## Exercise
Copy every entry exactly as given, minus the images.

## The input
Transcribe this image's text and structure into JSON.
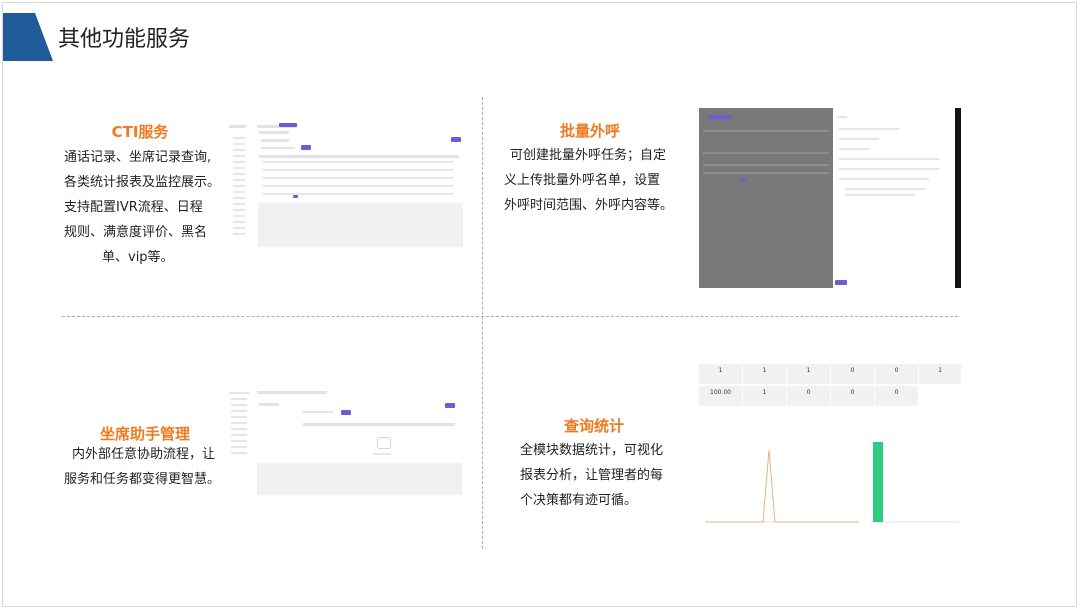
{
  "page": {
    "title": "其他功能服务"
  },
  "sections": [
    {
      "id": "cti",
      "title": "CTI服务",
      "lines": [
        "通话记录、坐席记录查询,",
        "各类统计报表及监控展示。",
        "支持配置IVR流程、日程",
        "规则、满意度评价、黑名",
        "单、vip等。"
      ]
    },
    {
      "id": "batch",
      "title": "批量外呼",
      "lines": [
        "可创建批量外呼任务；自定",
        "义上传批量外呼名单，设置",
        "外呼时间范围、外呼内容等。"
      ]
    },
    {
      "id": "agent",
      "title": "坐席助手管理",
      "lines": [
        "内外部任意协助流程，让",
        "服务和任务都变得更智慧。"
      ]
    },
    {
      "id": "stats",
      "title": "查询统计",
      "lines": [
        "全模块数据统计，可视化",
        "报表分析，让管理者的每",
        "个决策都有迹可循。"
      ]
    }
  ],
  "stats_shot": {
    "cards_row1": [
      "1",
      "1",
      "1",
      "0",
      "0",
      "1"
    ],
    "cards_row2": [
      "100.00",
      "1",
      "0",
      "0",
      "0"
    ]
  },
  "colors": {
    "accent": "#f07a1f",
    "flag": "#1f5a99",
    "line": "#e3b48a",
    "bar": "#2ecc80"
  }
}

## Output below
Transcribe this image's text and structure into JSON.
{
  "page": {
    "title": "其他功能服务"
  },
  "sections": [
    {
      "id": "cti",
      "title": "CTI服务",
      "lines": [
        "通话记录、坐席记录查询,",
        "各类统计报表及监控展示。",
        "支持配置IVR流程、日程",
        "规则、满意度评价、黑名",
        "单、vip等。"
      ]
    },
    {
      "id": "batch",
      "title": "批量外呼",
      "lines": [
        "可创建批量外呼任务；自定",
        "义上传批量外呼名单，设置",
        "外呼时间范围、外呼内容等。"
      ]
    },
    {
      "id": "agent",
      "title": "坐席助手管理",
      "lines": [
        "内外部任意协助流程，让",
        "服务和任务都变得更智慧。"
      ]
    },
    {
      "id": "stats",
      "title": "查询统计",
      "lines": [
        "全模块数据统计，可视化",
        "报表分析，让管理者的每",
        "个决策都有迹可循。"
      ]
    }
  ],
  "stats_shot": {
    "cards_row1": [
      "1",
      "1",
      "1",
      "0",
      "0",
      "1"
    ],
    "cards_row2": [
      "100.00",
      "1",
      "0",
      "0",
      "0"
    ]
  },
  "colors": {
    "accent": "#f07a1f",
    "flag": "#1f5a99",
    "line": "#e3b48a",
    "bar": "#2ecc80"
  }
}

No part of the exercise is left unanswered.